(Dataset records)
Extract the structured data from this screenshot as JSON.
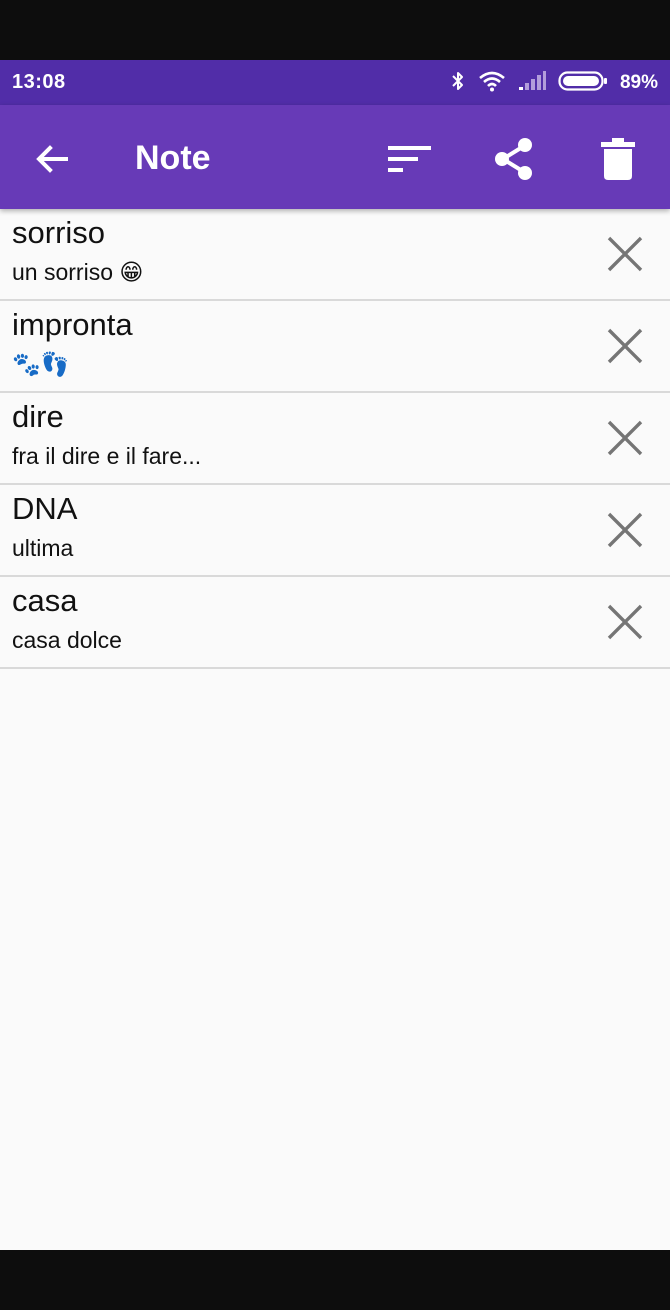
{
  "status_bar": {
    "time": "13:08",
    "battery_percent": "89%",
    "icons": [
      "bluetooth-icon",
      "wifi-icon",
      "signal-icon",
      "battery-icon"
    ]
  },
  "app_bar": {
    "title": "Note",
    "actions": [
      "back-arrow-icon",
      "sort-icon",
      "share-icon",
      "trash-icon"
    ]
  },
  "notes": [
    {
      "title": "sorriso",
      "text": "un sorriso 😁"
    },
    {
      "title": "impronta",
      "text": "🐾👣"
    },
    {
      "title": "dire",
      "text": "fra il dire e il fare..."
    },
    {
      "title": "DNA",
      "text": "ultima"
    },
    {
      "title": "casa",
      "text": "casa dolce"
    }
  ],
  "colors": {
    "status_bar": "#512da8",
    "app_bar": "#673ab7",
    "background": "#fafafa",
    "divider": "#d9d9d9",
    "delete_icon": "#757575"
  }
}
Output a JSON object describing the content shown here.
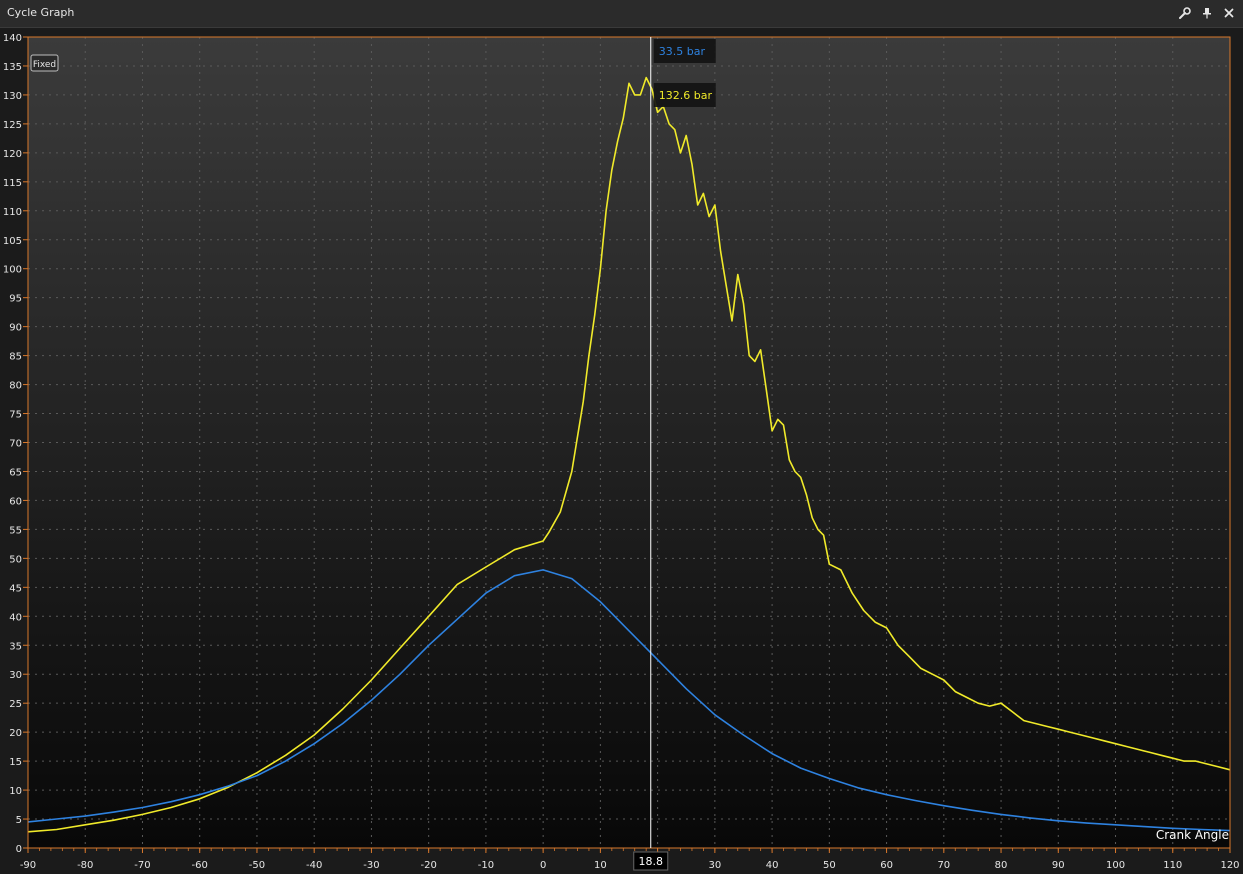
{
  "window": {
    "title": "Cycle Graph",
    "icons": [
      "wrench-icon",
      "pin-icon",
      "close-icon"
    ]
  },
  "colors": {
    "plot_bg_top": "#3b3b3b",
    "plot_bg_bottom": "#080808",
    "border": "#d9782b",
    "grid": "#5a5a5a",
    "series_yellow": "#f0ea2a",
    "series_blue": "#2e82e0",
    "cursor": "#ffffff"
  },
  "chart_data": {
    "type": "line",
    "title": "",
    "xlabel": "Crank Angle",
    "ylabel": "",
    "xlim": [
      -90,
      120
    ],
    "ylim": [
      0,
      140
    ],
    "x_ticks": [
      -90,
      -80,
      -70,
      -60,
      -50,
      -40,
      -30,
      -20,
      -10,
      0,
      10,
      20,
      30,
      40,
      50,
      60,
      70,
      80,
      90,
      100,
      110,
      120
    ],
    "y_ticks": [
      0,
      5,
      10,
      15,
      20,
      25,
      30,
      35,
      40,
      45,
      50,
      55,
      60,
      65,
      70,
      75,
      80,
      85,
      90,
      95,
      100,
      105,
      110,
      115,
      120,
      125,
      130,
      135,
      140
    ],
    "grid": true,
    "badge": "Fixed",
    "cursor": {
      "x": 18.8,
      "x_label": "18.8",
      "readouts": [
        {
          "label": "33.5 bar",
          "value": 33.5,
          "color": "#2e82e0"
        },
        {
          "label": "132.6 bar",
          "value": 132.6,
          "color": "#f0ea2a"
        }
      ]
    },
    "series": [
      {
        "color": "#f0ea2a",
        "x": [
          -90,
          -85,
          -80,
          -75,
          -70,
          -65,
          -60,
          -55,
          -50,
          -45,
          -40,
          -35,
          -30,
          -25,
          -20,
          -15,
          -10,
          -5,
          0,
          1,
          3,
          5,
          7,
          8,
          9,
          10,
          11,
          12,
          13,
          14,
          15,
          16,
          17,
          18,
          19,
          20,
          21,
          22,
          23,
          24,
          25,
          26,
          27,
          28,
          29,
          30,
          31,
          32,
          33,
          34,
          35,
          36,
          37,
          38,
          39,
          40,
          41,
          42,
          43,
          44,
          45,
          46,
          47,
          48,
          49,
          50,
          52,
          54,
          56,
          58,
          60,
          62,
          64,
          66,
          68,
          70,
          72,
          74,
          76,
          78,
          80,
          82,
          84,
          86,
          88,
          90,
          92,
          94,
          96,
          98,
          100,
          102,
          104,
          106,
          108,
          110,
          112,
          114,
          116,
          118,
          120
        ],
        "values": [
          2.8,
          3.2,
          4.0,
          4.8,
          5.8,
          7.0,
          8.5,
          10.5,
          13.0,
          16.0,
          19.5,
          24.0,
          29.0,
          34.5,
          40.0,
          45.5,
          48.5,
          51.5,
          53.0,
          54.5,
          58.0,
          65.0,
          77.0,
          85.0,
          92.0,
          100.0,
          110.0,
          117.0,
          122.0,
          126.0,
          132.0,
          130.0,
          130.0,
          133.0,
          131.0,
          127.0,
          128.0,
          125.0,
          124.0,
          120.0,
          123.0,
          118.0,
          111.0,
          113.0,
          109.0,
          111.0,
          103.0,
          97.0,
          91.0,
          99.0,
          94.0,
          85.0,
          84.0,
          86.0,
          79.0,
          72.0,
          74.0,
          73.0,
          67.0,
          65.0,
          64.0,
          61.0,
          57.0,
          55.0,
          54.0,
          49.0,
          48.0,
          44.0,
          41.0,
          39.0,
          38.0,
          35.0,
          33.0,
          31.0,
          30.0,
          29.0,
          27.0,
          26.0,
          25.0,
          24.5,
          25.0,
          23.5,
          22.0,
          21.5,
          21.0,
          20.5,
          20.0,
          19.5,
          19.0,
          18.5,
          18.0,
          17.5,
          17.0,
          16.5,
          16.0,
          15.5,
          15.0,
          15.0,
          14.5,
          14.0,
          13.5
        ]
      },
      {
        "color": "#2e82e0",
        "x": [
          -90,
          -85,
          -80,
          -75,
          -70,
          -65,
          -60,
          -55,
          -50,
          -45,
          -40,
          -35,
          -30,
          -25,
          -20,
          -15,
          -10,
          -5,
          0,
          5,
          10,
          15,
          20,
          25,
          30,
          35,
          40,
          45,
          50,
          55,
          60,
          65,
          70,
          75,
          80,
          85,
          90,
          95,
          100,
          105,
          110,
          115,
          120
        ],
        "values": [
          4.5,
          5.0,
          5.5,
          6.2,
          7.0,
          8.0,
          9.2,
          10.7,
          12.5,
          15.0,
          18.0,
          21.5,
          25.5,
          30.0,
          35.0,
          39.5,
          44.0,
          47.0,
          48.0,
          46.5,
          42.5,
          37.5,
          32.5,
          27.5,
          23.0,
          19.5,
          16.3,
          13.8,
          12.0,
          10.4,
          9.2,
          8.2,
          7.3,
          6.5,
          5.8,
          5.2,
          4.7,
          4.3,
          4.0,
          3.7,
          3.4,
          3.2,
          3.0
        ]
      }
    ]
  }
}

▸ **Exercise description**
Copy the listing exactly. Any image in it stays out of the copy.

▸ **Output for this task**
Extract the structured data from this screenshot as JSON.
{
  "status_bar": {
    "time": "13:08",
    "battery_percent": "89%",
    "icons": [
      "bluetooth-icon",
      "wifi-icon",
      "signal-icon",
      "battery-icon"
    ]
  },
  "app_bar": {
    "title": "Note",
    "actions": [
      "back-arrow-icon",
      "sort-icon",
      "share-icon",
      "trash-icon"
    ]
  },
  "notes": [
    {
      "title": "sorriso",
      "text": "un sorriso 😁"
    },
    {
      "title": "impronta",
      "text": "🐾👣"
    },
    {
      "title": "dire",
      "text": "fra il dire e il fare..."
    },
    {
      "title": "DNA",
      "text": "ultima"
    },
    {
      "title": "casa",
      "text": "casa dolce"
    }
  ],
  "colors": {
    "status_bar": "#512da8",
    "app_bar": "#673ab7",
    "background": "#fafafa",
    "divider": "#d9d9d9",
    "delete_icon": "#757575"
  }
}
Output a JSON object describing the content shown here.
{
  "window": {
    "title": "Cycle Graph",
    "icons": [
      "wrench-icon",
      "pin-icon",
      "close-icon"
    ]
  },
  "colors": {
    "plot_bg_top": "#3b3b3b",
    "plot_bg_bottom": "#080808",
    "border": "#d9782b",
    "grid": "#5a5a5a",
    "series_yellow": "#f0ea2a",
    "series_blue": "#2e82e0",
    "cursor": "#ffffff"
  },
  "chart_data": {
    "type": "line",
    "title": "",
    "xlabel": "Crank Angle",
    "ylabel": "",
    "xlim": [
      -90,
      120
    ],
    "ylim": [
      0,
      140
    ],
    "x_ticks": [
      -90,
      -80,
      -70,
      -60,
      -50,
      -40,
      -30,
      -20,
      -10,
      0,
      10,
      20,
      30,
      40,
      50,
      60,
      70,
      80,
      90,
      100,
      110,
      120
    ],
    "y_ticks": [
      0,
      5,
      10,
      15,
      20,
      25,
      30,
      35,
      40,
      45,
      50,
      55,
      60,
      65,
      70,
      75,
      80,
      85,
      90,
      95,
      100,
      105,
      110,
      115,
      120,
      125,
      130,
      135,
      140
    ],
    "grid": true,
    "badge": "Fixed",
    "cursor": {
      "x": 18.8,
      "x_label": "18.8",
      "readouts": [
        {
          "label": "33.5 bar",
          "value": 33.5,
          "color": "#2e82e0"
        },
        {
          "label": "132.6 bar",
          "value": 132.6,
          "color": "#f0ea2a"
        }
      ]
    },
    "series": [
      {
        "color": "#f0ea2a",
        "x": [
          -90,
          -85,
          -80,
          -75,
          -70,
          -65,
          -60,
          -55,
          -50,
          -45,
          -40,
          -35,
          -30,
          -25,
          -20,
          -15,
          -10,
          -5,
          0,
          1,
          3,
          5,
          7,
          8,
          9,
          10,
          11,
          12,
          13,
          14,
          15,
          16,
          17,
          18,
          19,
          20,
          21,
          22,
          23,
          24,
          25,
          26,
          27,
          28,
          29,
          30,
          31,
          32,
          33,
          34,
          35,
          36,
          37,
          38,
          39,
          40,
          41,
          42,
          43,
          44,
          45,
          46,
          47,
          48,
          49,
          50,
          52,
          54,
          56,
          58,
          60,
          62,
          64,
          66,
          68,
          70,
          72,
          74,
          76,
          78,
          80,
          82,
          84,
          86,
          88,
          90,
          92,
          94,
          96,
          98,
          100,
          102,
          104,
          106,
          108,
          110,
          112,
          114,
          116,
          118,
          120
        ],
        "values": [
          2.8,
          3.2,
          4.0,
          4.8,
          5.8,
          7.0,
          8.5,
          10.5,
          13.0,
          16.0,
          19.5,
          24.0,
          29.0,
          34.5,
          40.0,
          45.5,
          48.5,
          51.5,
          53.0,
          54.5,
          58.0,
          65.0,
          77.0,
          85.0,
          92.0,
          100.0,
          110.0,
          117.0,
          122.0,
          126.0,
          132.0,
          130.0,
          130.0,
          133.0,
          131.0,
          127.0,
          128.0,
          125.0,
          124.0,
          120.0,
          123.0,
          118.0,
          111.0,
          113.0,
          109.0,
          111.0,
          103.0,
          97.0,
          91.0,
          99.0,
          94.0,
          85.0,
          84.0,
          86.0,
          79.0,
          72.0,
          74.0,
          73.0,
          67.0,
          65.0,
          64.0,
          61.0,
          57.0,
          55.0,
          54.0,
          49.0,
          48.0,
          44.0,
          41.0,
          39.0,
          38.0,
          35.0,
          33.0,
          31.0,
          30.0,
          29.0,
          27.0,
          26.0,
          25.0,
          24.5,
          25.0,
          23.5,
          22.0,
          21.5,
          21.0,
          20.5,
          20.0,
          19.5,
          19.0,
          18.5,
          18.0,
          17.5,
          17.0,
          16.5,
          16.0,
          15.5,
          15.0,
          15.0,
          14.5,
          14.0,
          13.5
        ]
      },
      {
        "color": "#2e82e0",
        "x": [
          -90,
          -85,
          -80,
          -75,
          -70,
          -65,
          -60,
          -55,
          -50,
          -45,
          -40,
          -35,
          -30,
          -25,
          -20,
          -15,
          -10,
          -5,
          0,
          5,
          10,
          15,
          20,
          25,
          30,
          35,
          40,
          45,
          50,
          55,
          60,
          65,
          70,
          75,
          80,
          85,
          90,
          95,
          100,
          105,
          110,
          115,
          120
        ],
        "values": [
          4.5,
          5.0,
          5.5,
          6.2,
          7.0,
          8.0,
          9.2,
          10.7,
          12.5,
          15.0,
          18.0,
          21.5,
          25.5,
          30.0,
          35.0,
          39.5,
          44.0,
          47.0,
          48.0,
          46.5,
          42.5,
          37.5,
          32.5,
          27.5,
          23.0,
          19.5,
          16.3,
          13.8,
          12.0,
          10.4,
          9.2,
          8.2,
          7.3,
          6.5,
          5.8,
          5.2,
          4.7,
          4.3,
          4.0,
          3.7,
          3.4,
          3.2,
          3.0
        ]
      }
    ]
  }
}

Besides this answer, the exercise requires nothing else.